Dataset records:

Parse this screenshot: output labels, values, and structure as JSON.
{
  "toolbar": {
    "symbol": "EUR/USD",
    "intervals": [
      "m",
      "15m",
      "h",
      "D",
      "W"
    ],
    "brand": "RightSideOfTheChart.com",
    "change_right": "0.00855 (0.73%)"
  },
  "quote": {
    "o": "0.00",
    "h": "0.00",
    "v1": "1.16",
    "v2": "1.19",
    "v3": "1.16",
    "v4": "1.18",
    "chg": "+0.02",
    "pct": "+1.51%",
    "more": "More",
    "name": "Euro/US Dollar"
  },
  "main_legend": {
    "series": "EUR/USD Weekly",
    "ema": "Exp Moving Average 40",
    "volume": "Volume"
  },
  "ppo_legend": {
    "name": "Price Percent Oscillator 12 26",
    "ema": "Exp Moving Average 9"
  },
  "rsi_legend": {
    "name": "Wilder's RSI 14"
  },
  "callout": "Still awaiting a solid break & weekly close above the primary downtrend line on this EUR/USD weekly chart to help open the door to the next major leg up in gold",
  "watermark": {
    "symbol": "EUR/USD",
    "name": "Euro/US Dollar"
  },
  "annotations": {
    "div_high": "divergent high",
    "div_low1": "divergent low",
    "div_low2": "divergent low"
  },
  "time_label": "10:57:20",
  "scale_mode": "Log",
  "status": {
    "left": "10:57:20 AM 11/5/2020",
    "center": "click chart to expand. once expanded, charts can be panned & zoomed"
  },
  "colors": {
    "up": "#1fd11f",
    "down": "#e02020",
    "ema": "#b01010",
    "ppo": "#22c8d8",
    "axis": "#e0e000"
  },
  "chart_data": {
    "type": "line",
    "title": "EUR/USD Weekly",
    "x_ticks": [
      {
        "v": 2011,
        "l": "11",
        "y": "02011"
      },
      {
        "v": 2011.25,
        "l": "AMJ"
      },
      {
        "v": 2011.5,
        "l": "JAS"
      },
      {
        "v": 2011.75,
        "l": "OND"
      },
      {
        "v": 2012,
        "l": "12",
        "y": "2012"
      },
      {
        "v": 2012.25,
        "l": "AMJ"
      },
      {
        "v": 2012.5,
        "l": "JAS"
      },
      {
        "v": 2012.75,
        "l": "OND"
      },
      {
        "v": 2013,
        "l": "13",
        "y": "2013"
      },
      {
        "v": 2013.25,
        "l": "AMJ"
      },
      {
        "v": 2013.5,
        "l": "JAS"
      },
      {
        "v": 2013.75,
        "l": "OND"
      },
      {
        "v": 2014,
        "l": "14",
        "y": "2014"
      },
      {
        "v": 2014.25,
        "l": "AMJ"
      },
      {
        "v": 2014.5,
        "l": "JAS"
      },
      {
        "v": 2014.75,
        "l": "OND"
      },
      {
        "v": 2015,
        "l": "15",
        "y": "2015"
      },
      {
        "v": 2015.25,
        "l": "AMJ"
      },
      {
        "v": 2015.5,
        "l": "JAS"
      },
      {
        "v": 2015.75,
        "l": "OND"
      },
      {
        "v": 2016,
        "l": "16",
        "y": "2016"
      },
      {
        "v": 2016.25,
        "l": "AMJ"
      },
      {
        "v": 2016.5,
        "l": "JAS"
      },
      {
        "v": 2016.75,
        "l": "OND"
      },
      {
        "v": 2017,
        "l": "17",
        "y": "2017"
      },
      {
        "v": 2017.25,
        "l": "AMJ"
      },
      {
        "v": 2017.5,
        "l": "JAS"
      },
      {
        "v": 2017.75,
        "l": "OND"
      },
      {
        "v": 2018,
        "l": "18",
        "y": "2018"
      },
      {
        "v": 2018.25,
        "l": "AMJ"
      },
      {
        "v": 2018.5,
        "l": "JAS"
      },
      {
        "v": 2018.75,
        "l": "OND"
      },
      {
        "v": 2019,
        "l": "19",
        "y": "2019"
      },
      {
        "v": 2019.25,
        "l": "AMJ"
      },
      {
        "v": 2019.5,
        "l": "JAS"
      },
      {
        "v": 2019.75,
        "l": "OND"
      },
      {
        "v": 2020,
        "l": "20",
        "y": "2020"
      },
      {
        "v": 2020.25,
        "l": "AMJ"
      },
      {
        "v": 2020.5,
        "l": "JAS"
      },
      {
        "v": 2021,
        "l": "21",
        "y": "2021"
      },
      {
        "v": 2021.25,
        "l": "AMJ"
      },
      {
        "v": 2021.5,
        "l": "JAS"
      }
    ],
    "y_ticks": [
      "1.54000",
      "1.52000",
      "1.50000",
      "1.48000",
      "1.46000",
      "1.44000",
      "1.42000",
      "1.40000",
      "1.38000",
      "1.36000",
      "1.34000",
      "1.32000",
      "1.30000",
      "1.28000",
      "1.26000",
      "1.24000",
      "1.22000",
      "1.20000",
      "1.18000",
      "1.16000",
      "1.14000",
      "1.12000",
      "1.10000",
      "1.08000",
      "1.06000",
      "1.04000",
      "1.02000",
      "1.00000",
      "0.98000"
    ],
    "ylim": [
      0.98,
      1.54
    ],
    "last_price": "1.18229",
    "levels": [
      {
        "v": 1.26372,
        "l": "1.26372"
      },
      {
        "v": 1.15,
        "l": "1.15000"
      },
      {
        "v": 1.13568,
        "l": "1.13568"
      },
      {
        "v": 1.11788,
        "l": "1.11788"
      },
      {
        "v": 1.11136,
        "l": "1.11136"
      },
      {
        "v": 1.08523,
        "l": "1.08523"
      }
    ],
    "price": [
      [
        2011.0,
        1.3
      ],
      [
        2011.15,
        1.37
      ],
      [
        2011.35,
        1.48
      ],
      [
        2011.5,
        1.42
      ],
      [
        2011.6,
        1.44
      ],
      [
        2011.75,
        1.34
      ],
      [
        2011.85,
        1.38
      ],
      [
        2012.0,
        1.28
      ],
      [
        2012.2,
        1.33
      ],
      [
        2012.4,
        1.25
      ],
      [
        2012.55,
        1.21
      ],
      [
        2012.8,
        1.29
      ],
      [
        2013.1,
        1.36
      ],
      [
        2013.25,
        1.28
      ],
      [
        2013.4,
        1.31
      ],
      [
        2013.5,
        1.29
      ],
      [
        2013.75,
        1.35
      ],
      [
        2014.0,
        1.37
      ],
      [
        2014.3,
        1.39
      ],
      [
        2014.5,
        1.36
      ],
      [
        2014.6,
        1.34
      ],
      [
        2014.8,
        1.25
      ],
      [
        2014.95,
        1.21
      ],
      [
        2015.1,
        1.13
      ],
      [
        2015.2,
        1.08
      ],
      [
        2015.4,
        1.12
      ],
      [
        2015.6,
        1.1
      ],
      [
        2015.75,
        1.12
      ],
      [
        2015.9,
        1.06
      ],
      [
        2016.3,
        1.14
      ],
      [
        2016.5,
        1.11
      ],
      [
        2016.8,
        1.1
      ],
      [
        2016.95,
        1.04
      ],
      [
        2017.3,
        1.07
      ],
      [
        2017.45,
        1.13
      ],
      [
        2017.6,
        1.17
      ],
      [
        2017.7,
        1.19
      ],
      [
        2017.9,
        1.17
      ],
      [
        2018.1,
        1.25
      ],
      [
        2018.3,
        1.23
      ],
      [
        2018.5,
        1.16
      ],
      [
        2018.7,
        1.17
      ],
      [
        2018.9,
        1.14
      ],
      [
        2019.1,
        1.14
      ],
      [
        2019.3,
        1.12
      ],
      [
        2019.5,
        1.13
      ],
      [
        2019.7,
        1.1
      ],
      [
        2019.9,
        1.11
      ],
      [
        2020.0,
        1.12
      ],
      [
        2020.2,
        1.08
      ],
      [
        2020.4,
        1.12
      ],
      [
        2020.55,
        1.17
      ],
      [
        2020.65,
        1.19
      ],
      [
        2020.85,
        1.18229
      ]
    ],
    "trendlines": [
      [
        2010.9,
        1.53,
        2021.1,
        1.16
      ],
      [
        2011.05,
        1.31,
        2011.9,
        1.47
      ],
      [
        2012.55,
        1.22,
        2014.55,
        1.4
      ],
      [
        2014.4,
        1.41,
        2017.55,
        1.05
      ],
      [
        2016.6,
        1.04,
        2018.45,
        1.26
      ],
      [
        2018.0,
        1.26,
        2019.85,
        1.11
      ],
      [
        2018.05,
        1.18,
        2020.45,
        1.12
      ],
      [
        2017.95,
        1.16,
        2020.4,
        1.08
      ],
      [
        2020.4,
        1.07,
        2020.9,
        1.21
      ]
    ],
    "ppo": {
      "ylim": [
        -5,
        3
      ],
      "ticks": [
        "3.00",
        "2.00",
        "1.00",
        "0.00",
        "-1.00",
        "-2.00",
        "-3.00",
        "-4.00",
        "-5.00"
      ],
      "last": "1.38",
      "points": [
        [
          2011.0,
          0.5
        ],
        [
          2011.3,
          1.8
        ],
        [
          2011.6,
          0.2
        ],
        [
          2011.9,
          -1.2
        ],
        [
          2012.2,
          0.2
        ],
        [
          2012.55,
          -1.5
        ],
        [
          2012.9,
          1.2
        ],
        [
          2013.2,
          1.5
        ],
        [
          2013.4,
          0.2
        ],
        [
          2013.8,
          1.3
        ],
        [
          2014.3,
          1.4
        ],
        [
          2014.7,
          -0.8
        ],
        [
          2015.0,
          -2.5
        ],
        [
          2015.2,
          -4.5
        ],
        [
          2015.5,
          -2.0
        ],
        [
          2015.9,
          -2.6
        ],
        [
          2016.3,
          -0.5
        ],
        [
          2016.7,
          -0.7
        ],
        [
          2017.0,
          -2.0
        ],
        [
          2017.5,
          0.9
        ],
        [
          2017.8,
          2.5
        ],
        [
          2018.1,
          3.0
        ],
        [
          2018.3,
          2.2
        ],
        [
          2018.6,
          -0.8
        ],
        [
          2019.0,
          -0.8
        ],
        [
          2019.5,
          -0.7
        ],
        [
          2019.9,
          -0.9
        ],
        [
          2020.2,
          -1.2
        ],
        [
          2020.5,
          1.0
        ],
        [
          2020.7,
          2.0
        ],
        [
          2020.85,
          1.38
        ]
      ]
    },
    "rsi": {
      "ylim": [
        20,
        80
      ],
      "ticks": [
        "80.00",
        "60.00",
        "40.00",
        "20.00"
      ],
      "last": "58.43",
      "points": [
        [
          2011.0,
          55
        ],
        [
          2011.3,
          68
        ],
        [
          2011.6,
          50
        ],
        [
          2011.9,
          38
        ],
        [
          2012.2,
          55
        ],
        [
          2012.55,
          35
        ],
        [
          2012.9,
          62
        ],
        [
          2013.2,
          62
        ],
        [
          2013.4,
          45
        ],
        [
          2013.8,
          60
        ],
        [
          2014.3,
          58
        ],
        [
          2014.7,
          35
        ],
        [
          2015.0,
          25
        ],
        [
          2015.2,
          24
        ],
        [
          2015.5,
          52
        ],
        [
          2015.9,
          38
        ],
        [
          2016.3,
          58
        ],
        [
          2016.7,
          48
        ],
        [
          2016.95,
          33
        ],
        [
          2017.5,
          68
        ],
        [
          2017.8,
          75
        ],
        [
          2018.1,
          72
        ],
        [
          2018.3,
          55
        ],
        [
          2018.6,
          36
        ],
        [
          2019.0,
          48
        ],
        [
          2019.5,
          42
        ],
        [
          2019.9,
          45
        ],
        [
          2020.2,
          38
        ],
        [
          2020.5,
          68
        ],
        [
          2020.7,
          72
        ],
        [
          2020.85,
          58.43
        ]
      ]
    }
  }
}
* * *
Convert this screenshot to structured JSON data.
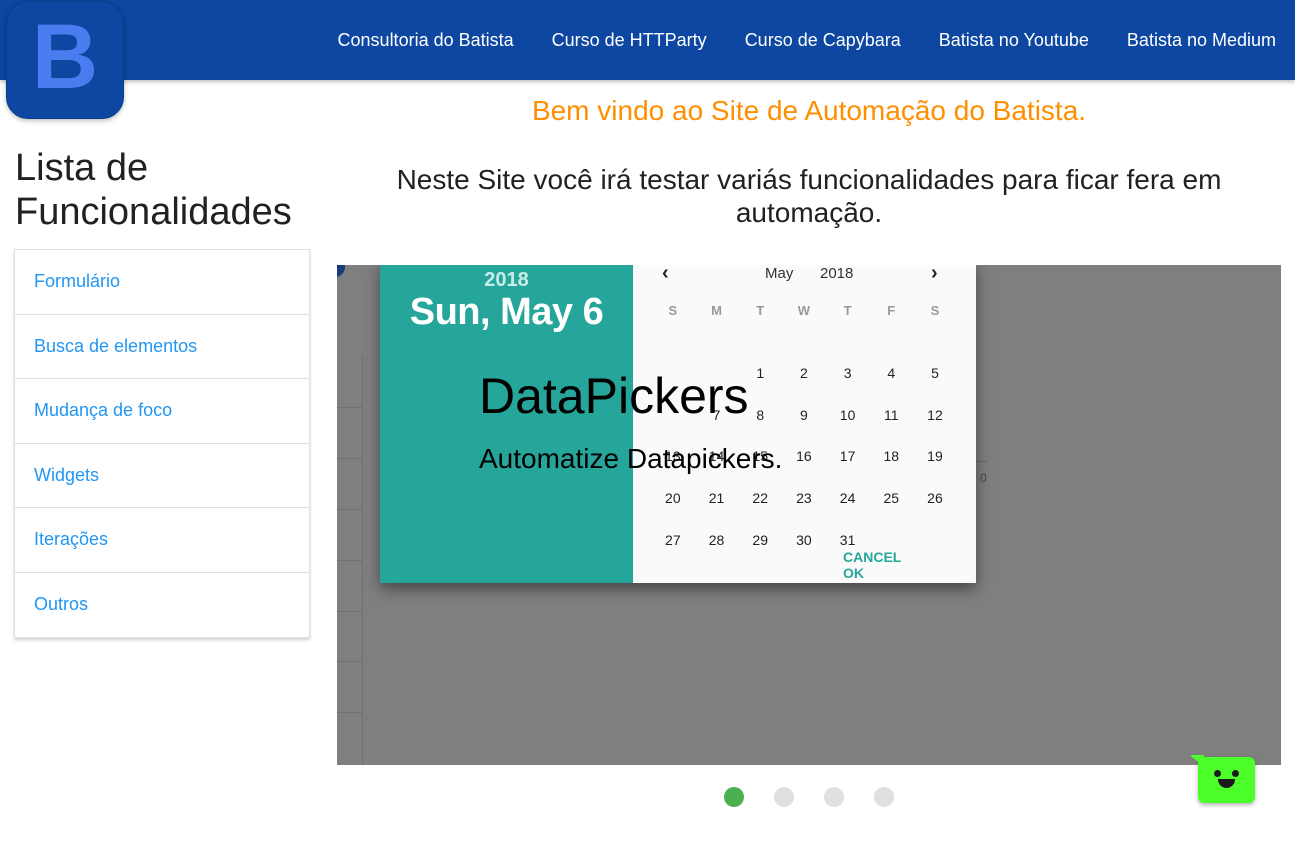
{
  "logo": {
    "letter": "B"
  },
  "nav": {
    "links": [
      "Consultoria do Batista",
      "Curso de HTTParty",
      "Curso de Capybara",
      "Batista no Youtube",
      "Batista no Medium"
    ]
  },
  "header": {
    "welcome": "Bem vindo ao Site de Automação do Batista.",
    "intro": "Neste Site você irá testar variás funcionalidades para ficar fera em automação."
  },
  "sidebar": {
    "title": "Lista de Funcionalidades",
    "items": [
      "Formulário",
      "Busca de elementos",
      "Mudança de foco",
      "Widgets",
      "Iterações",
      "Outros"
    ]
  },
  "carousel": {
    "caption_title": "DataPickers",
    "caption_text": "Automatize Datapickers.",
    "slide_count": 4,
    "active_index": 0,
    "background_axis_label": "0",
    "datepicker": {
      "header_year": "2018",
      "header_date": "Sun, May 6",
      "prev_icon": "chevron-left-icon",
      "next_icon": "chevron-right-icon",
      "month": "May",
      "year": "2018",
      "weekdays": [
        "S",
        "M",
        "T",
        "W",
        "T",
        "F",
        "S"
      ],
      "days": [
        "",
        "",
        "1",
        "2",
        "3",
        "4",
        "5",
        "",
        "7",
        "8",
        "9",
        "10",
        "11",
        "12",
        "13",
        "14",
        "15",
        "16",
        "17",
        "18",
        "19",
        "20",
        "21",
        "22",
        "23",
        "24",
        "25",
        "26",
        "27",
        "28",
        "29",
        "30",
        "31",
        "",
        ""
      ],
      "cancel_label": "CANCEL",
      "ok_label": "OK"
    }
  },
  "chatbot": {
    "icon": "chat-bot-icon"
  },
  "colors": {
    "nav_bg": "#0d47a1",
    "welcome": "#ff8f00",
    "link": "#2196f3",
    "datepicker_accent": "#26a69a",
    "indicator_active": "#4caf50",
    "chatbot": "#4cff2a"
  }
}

● TASK BRIEF
Copy each line from the records above that includes the string "welcome".

● FINAL RESULT
    "welcome": "Bem vindo ao Site de Automação do Batista.",
    "welcome": "#ff8f00",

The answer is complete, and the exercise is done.